### GIVEN INSTRUCTION
Select, from the data, each line where "FFFFFF" occurs.

########

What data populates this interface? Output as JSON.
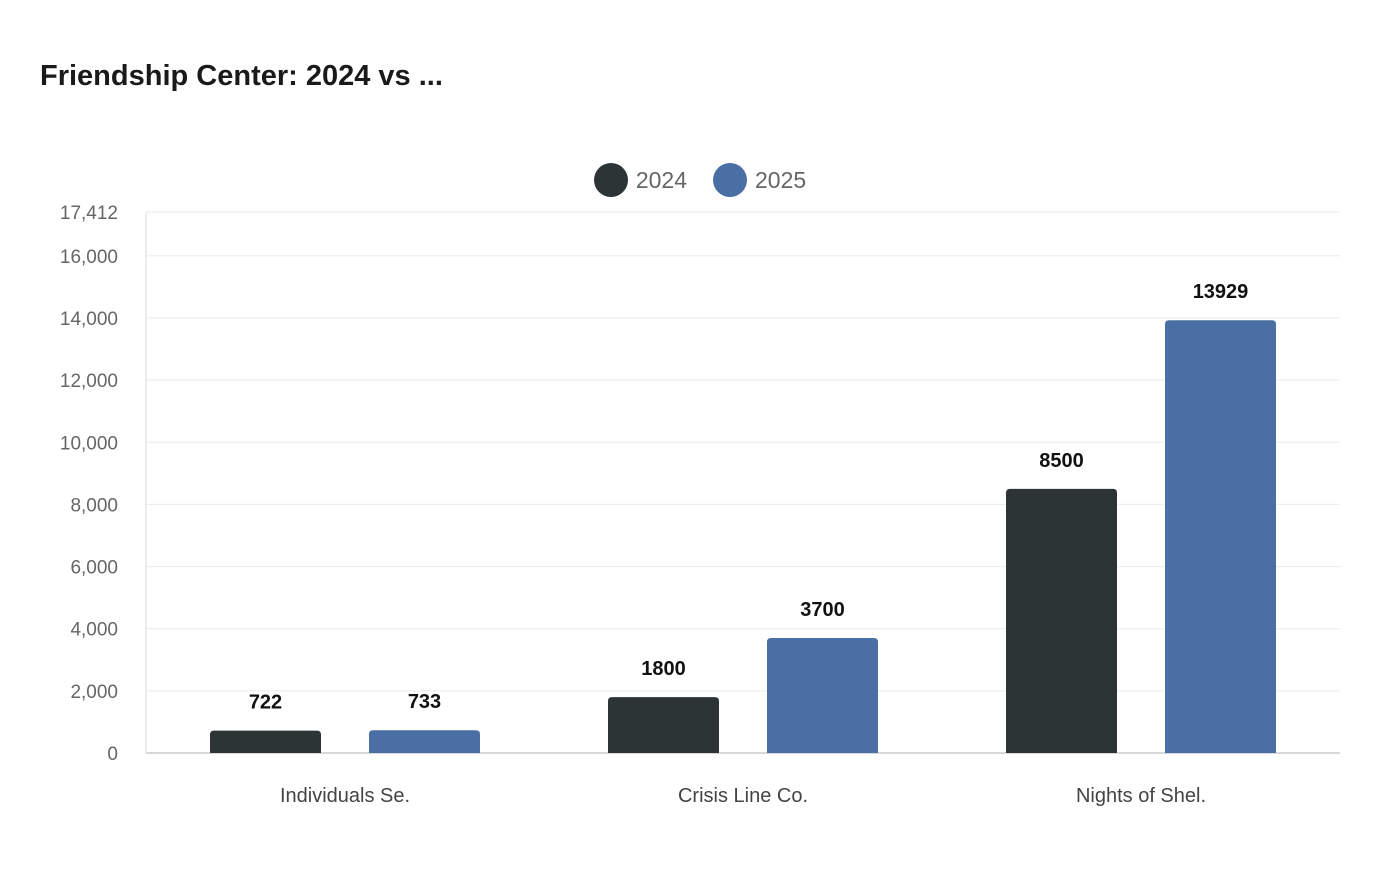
{
  "chart_data": {
    "type": "bar",
    "title": "Friendship Center: 2024 vs ...",
    "categories": [
      "Individuals Se.",
      "Crisis Line Co.",
      "Nights of Shel."
    ],
    "series": [
      {
        "name": "2024",
        "color": "#2d3436",
        "values": [
          722,
          1800,
          8500
        ]
      },
      {
        "name": "2025",
        "color": "#4a6fa5",
        "values": [
          733,
          3700,
          13929
        ]
      }
    ],
    "ylim": [
      0,
      17412
    ],
    "yticks": [
      0,
      2000,
      4000,
      6000,
      8000,
      10000,
      12000,
      14000,
      16000,
      17412
    ],
    "ytick_labels": [
      "0",
      "2,000",
      "4,000",
      "6,000",
      "8,000",
      "10,000",
      "12,000",
      "14,000",
      "16,000",
      "17,412"
    ],
    "grid": true,
    "legend": "top-center",
    "data_labels": true
  }
}
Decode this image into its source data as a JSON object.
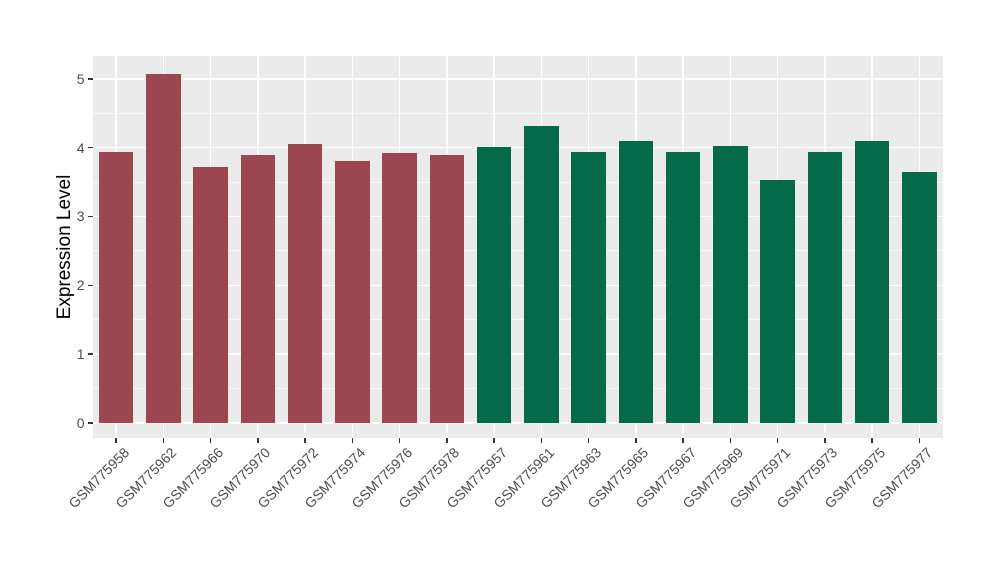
{
  "chart_data": {
    "type": "bar",
    "title": "",
    "xlabel": "",
    "ylabel": "Expression Level",
    "categories": [
      "GSM775958",
      "GSM775962",
      "GSM775966",
      "GSM775970",
      "GSM775972",
      "GSM775974",
      "GSM775976",
      "GSM775978",
      "GSM775957",
      "GSM775961",
      "GSM775963",
      "GSM775965",
      "GSM775967",
      "GSM775969",
      "GSM775971",
      "GSM775973",
      "GSM775975",
      "GSM775977"
    ],
    "values": [
      3.93,
      5.07,
      3.72,
      3.89,
      4.05,
      3.8,
      3.92,
      3.89,
      4.01,
      4.32,
      3.93,
      4.1,
      3.94,
      4.02,
      3.53,
      3.93,
      4.1,
      3.65
    ],
    "bar_colors": [
      "#9B4651",
      "#9B4651",
      "#9B4651",
      "#9B4651",
      "#9B4651",
      "#9B4651",
      "#9B4651",
      "#9B4651",
      "#046A4A",
      "#046A4A",
      "#046A4A",
      "#046A4A",
      "#046A4A",
      "#046A4A",
      "#046A4A",
      "#046A4A",
      "#046A4A",
      "#046A4A"
    ],
    "color_groups": [
      {
        "name": "group-1",
        "color": "#9B4651",
        "count": 8
      },
      {
        "name": "group-2",
        "color": "#046A4A",
        "count": 10
      }
    ],
    "ylim": [
      0,
      5
    ],
    "y_ticks": [
      0,
      1,
      2,
      3,
      4,
      5
    ],
    "y_minor_ticks": [
      0.5,
      1.5,
      2.5,
      3.5,
      4.5
    ],
    "panel_value_range": [
      -0.21,
      5.33
    ],
    "grid": true,
    "legend": "none",
    "x_label_angle_deg": 45,
    "colors": {
      "figure_background": "#FFFFFF",
      "panel_background": "#EBEBEB",
      "grid_major": "#FFFFFF",
      "grid_minor": "#F8F8F8",
      "tick_mark": "#333333",
      "tick_text": "#4D4D4D",
      "axis_title": "#000000"
    }
  }
}
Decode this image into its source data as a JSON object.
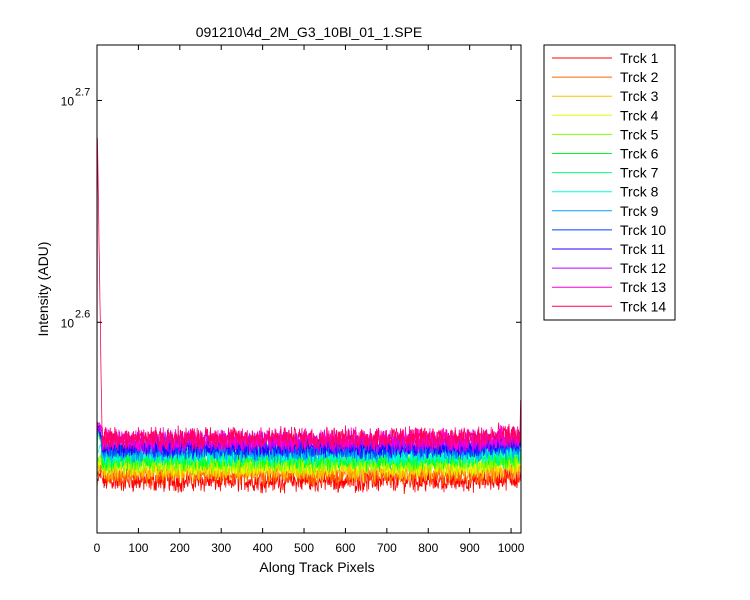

########

### FULL RESPONSE
      "figure_background": "#FFFFFF",
      "grid_major": "#FFFFFF",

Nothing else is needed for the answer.